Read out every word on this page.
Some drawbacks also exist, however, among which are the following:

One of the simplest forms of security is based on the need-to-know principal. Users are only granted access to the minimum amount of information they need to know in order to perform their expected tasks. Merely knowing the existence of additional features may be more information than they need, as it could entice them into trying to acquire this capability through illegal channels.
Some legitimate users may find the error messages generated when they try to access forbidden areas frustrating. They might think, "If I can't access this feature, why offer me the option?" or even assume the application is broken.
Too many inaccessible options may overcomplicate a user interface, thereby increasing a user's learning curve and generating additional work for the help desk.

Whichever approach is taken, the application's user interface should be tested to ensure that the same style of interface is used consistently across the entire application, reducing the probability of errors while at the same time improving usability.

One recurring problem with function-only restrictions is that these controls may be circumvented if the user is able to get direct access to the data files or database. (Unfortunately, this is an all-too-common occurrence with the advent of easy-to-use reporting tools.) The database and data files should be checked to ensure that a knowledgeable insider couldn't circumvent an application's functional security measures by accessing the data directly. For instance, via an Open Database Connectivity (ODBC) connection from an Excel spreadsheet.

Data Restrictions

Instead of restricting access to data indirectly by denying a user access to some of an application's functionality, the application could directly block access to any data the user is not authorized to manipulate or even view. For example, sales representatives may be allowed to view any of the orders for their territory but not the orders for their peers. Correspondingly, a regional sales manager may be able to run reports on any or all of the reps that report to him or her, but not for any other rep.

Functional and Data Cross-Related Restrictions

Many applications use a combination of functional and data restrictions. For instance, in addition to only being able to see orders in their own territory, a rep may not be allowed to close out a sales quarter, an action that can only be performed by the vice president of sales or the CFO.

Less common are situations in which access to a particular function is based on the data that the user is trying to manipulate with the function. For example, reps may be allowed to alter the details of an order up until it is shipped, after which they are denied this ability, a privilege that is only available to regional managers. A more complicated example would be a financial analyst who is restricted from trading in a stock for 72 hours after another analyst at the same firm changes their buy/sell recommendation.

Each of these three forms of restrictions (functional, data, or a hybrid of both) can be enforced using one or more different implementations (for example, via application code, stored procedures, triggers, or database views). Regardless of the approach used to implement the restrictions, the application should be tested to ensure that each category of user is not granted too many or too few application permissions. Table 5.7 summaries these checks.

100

====

--- WHAT THIS TASK INVOLVES ---
Copy all lines of the material above where the string "their" occurs.

--- TASK ANSWER ---
One of the simplest forms of security is based on the need-to-know principal. Users are only granted access to the minimum amount of information they need to know in order to perform their expected tasks. Merely knowing the existence of additional features may be more information than they need, as it could entice them into trying to acquire this capability through illegal channels.
Instead of restricting access to data indirectly by denying a user access to some of an application's functionality, the application could directly block access to any data the user is not authorized to manipulate or even view. For example, sales representatives may be allowed to view any of the orders for their territory but not the orders for their peers. Correspondingly, a regional sales manager may be able to run reports on any or all of the reps that report to him or her, but not for any other rep.
Many applications use a combination of functional and data restrictions. For instance, in addition to only being able to see orders in their own territory, a rep may not be allowed to close out a sales quarter, an action that can only be performed by the vice president of sales or the CFO.
Less common are situations in which access to a particular function is based on the data that the user is trying to manipulate with the function. For example, reps may be allowed to alter the details of an order up until it is shipped, after which they are denied this ability, a privilege that is only available to regional managers. A more complicated example would be a financial analyst who is restricted from trading in a stock for 72 hours after another analyst at the same firm changes their buy/sell recommendation.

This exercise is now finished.